▶ Exercise
Find each line with the string "this" and report it.

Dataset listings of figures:
## START

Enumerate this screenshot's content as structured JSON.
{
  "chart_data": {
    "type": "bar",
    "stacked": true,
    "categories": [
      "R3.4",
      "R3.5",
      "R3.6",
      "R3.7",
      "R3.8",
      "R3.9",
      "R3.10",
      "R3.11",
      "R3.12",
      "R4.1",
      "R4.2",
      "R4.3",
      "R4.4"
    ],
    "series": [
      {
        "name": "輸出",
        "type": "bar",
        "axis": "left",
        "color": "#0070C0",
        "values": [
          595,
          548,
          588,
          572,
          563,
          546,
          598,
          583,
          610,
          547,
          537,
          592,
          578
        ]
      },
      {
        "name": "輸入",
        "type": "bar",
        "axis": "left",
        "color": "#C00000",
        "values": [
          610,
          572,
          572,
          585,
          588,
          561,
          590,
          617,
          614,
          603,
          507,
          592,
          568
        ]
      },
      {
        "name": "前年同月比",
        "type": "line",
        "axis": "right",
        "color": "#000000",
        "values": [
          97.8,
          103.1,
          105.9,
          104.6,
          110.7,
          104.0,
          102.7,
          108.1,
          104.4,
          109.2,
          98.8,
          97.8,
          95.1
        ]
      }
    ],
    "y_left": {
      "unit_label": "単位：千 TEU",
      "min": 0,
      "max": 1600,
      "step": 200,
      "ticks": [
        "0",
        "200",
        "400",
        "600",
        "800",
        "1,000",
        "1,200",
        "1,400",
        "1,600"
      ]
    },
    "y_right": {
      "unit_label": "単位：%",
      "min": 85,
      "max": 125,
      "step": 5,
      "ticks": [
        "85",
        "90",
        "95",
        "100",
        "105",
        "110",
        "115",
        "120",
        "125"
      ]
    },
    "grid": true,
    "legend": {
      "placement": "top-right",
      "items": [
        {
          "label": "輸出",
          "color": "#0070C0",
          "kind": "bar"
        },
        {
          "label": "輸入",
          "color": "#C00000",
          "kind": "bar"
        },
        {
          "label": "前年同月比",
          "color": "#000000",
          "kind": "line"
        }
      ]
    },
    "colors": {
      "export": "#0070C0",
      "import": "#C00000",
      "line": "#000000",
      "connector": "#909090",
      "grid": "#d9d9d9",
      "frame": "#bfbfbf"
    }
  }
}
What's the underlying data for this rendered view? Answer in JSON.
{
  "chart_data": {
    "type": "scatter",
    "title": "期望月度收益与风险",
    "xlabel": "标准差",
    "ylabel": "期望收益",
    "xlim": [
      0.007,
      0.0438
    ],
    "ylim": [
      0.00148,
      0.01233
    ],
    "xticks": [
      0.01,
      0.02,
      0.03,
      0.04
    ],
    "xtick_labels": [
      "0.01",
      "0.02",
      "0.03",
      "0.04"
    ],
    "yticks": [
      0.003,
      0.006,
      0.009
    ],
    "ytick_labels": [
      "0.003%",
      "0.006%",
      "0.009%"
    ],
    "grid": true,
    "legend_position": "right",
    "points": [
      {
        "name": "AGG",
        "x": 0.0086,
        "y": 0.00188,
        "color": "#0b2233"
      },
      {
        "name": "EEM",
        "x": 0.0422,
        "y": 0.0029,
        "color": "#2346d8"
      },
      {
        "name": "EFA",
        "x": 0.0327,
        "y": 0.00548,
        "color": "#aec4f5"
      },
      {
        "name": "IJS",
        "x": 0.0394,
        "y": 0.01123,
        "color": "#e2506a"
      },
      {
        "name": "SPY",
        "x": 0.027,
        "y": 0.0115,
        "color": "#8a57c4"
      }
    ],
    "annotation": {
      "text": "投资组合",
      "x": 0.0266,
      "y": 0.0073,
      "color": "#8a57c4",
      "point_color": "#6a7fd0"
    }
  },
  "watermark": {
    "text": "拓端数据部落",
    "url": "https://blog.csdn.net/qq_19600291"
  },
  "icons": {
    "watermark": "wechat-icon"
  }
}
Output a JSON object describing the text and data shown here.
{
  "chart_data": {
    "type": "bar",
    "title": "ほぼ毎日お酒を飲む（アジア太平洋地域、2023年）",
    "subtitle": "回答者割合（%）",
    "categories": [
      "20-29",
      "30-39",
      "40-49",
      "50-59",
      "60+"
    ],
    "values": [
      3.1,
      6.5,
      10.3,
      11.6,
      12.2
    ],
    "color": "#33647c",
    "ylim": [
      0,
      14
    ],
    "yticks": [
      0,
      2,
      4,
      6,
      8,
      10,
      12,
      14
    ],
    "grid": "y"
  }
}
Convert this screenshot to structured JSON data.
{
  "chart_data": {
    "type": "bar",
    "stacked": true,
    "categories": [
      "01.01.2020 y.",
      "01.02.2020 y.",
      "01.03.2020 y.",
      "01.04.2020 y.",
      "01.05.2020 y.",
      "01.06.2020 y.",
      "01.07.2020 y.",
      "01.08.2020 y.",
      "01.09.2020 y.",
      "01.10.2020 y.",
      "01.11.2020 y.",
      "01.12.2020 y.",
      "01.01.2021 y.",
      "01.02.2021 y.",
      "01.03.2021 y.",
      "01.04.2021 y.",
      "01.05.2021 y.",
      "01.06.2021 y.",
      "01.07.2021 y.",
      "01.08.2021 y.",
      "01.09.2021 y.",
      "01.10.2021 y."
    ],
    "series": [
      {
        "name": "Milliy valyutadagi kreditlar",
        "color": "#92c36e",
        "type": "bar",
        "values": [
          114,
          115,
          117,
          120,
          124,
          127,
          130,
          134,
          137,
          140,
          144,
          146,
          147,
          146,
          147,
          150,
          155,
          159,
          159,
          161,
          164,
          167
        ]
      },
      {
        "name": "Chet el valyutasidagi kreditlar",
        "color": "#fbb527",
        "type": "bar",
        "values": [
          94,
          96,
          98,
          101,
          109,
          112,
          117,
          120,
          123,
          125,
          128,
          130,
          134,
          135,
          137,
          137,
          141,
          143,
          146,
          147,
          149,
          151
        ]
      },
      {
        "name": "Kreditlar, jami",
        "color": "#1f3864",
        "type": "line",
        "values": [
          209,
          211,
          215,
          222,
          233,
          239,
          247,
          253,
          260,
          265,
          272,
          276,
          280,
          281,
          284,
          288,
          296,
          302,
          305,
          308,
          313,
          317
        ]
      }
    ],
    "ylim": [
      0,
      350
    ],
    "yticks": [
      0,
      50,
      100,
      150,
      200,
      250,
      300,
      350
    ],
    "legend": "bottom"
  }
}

## END

▶ Task answer
Enumerate this screenshot's content as structured JSON.
What's the underlying data for this rendered view? Answer in JSON.
Convert this screenshot to structured JSON data.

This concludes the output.